> **Task details**
Copy every line from the one that holds "Output the text content of this document." to the end of the records below, exactly and with nothing else, but without any pictures.

--- BEGIN Dataset records ---

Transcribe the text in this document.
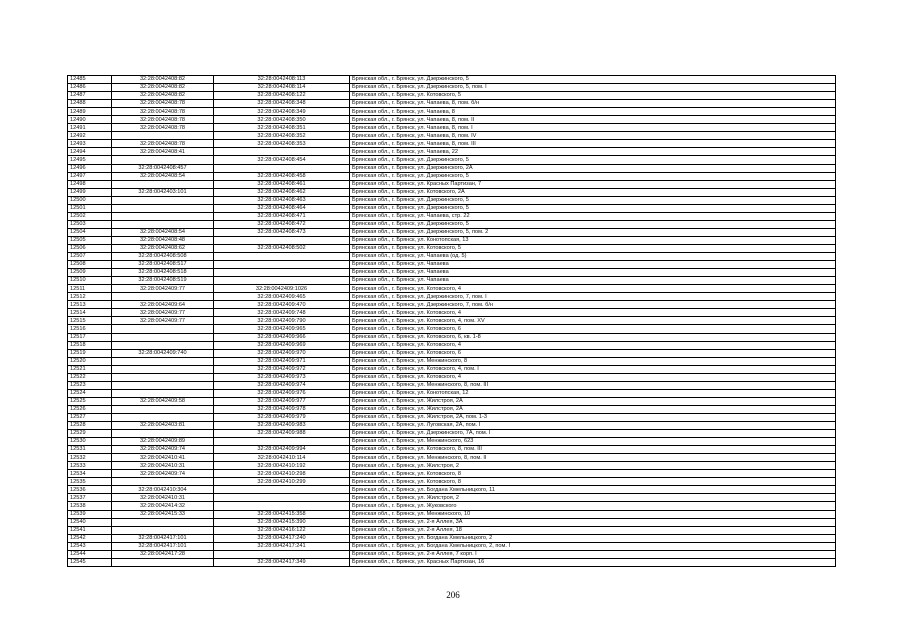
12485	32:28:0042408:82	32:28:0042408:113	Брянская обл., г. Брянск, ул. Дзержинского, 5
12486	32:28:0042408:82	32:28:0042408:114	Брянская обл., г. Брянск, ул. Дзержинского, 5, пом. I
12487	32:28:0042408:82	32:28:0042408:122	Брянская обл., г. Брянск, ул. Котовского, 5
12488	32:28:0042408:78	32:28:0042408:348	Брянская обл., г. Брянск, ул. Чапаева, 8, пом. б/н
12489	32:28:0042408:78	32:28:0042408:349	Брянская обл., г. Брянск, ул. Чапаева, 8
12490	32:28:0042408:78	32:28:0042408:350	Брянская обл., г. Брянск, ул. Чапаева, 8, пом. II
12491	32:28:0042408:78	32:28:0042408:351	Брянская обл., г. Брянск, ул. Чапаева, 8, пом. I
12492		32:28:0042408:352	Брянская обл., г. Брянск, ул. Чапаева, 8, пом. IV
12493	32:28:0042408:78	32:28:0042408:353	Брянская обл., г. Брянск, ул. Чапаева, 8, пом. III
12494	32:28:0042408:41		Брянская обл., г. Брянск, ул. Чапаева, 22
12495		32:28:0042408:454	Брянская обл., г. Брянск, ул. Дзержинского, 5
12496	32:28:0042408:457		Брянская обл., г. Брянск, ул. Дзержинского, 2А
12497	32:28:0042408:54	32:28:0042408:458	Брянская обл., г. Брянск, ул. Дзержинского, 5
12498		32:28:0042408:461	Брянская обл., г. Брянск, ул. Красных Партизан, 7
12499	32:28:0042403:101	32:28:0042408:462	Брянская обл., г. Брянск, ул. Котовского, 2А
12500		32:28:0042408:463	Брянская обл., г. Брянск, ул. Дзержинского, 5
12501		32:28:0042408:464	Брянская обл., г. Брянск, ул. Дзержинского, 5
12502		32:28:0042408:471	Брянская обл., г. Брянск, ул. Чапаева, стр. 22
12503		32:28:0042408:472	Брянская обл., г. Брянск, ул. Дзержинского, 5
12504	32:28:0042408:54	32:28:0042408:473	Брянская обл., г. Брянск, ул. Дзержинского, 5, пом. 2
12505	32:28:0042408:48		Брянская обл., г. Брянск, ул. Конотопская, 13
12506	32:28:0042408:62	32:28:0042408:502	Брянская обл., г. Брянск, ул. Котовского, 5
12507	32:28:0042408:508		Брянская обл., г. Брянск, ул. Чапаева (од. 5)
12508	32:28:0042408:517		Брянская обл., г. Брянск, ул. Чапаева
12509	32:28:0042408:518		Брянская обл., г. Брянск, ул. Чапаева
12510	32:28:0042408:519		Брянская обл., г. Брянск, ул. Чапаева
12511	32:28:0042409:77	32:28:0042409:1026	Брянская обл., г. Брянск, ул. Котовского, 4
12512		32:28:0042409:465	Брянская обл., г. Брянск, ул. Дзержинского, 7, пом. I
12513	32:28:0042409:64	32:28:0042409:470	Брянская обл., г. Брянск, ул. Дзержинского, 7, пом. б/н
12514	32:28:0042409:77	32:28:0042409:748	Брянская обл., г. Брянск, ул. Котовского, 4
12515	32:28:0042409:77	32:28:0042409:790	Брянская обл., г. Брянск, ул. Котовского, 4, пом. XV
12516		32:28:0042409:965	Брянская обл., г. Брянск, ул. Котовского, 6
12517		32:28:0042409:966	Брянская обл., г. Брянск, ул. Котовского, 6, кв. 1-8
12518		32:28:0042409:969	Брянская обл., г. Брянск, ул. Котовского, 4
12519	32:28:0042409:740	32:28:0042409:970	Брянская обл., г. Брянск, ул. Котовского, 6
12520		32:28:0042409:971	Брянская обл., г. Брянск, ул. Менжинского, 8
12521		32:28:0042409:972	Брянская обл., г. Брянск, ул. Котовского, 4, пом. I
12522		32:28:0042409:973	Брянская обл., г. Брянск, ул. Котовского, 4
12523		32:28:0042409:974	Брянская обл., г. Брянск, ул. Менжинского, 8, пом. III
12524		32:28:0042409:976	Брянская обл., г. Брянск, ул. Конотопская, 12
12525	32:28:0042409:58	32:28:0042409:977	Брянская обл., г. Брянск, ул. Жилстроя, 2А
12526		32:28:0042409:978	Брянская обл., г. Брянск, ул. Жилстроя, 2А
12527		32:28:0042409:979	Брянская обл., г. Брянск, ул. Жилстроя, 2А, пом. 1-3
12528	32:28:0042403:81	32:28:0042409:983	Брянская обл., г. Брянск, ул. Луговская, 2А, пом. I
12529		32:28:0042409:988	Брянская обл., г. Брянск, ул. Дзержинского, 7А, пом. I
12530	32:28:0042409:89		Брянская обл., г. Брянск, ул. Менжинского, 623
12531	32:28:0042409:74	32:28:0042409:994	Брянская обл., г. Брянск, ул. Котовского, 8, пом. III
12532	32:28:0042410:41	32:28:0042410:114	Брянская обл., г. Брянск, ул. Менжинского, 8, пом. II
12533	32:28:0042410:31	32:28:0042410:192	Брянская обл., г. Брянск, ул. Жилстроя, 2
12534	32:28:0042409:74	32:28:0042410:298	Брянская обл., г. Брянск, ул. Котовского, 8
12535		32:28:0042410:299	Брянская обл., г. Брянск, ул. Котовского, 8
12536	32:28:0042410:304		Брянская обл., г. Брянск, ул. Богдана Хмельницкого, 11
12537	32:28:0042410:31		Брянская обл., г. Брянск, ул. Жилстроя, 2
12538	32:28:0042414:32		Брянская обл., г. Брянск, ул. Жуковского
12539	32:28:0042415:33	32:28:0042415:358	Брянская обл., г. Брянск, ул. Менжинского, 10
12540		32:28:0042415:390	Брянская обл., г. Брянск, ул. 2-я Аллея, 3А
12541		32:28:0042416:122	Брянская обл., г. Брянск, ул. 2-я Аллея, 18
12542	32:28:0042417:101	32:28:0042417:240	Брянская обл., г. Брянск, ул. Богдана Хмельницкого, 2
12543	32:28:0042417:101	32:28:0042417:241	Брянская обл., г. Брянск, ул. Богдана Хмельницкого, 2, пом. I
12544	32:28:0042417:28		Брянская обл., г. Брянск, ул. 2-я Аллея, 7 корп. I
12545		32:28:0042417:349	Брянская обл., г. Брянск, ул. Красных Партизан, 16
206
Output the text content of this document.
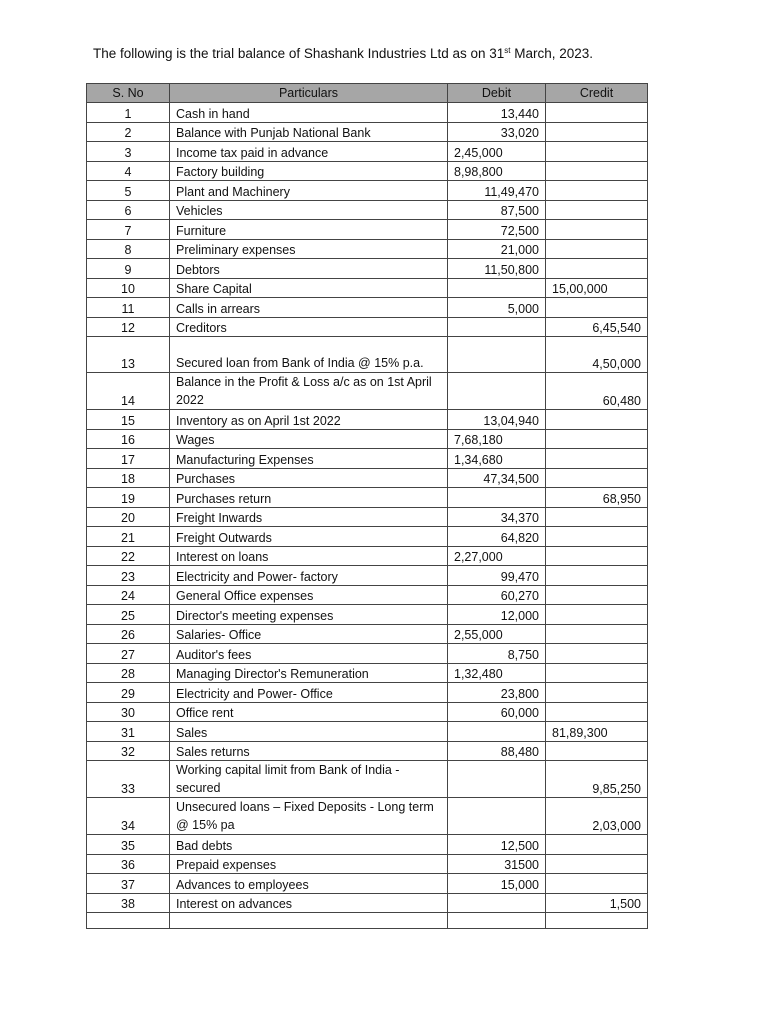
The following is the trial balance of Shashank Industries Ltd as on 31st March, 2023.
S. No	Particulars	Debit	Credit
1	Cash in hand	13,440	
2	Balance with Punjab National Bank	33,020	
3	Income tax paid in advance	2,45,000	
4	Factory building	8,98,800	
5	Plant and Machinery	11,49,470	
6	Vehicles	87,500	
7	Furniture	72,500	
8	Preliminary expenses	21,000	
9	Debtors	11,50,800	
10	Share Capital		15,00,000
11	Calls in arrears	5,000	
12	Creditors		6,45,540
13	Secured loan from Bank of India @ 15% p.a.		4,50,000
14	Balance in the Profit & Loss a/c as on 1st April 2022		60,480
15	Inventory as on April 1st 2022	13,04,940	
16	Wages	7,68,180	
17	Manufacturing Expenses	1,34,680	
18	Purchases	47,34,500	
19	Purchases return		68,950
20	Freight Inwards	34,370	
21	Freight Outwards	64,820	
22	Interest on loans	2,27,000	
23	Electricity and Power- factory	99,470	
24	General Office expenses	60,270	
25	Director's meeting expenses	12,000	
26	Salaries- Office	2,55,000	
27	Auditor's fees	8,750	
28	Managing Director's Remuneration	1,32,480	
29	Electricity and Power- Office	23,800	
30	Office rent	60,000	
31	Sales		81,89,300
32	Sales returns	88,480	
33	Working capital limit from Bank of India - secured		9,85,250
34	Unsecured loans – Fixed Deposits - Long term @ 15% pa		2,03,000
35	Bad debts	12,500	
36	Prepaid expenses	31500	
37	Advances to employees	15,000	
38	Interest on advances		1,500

--- END Dataset records ---

> **Written reply**
Output the text content of this document.
The following is the trial balance of Shashank Industries Ltd as on 31st March, 2023.
S. No	Particulars	Debit	Credit
1	Cash in hand	13,440	
2	Balance with Punjab National Bank	33,020	
3	Income tax paid in advance	2,45,000	
4	Factory building	8,98,800	
5	Plant and Machinery	11,49,470	
6	Vehicles	87,500	
7	Furniture	72,500	
8	Preliminary expenses	21,000	
9	Debtors	11,50,800	
10	Share Capital		15,00,000
11	Calls in arrears	5,000	
12	Creditors		6,45,540
13	Secured loan from Bank of India @ 15% p.a.		4,50,000
14	Balance in the Profit & Loss a/c as on 1st April 2022		60,480
15	Inventory as on April 1st 2022	13,04,940	
16	Wages	7,68,180	
17	Manufacturing Expenses	1,34,680	
18	Purchases	47,34,500	
19	Purchases return		68,950
20	Freight Inwards	34,370	
21	Freight Outwards	64,820	
22	Interest on loans	2,27,000	
23	Electricity and Power- factory	99,470	
24	General Office expenses	60,270	
25	Director's meeting expenses	12,000	
26	Salaries- Office	2,55,000	
27	Auditor's fees	8,750	
28	Managing Director's Remuneration	1,32,480	
29	Electricity and Power- Office	23,800	
30	Office rent	60,000	
31	Sales		81,89,300
32	Sales returns	88,480	
33	Working capital limit from Bank of India - secured		9,85,250
34	Unsecured loans – Fixed Deposits - Long term @ 15% pa		2,03,000
35	Bad debts	12,500	
36	Prepaid expenses	31500	
37	Advances to employees	15,000	
38	Interest on advances		1,500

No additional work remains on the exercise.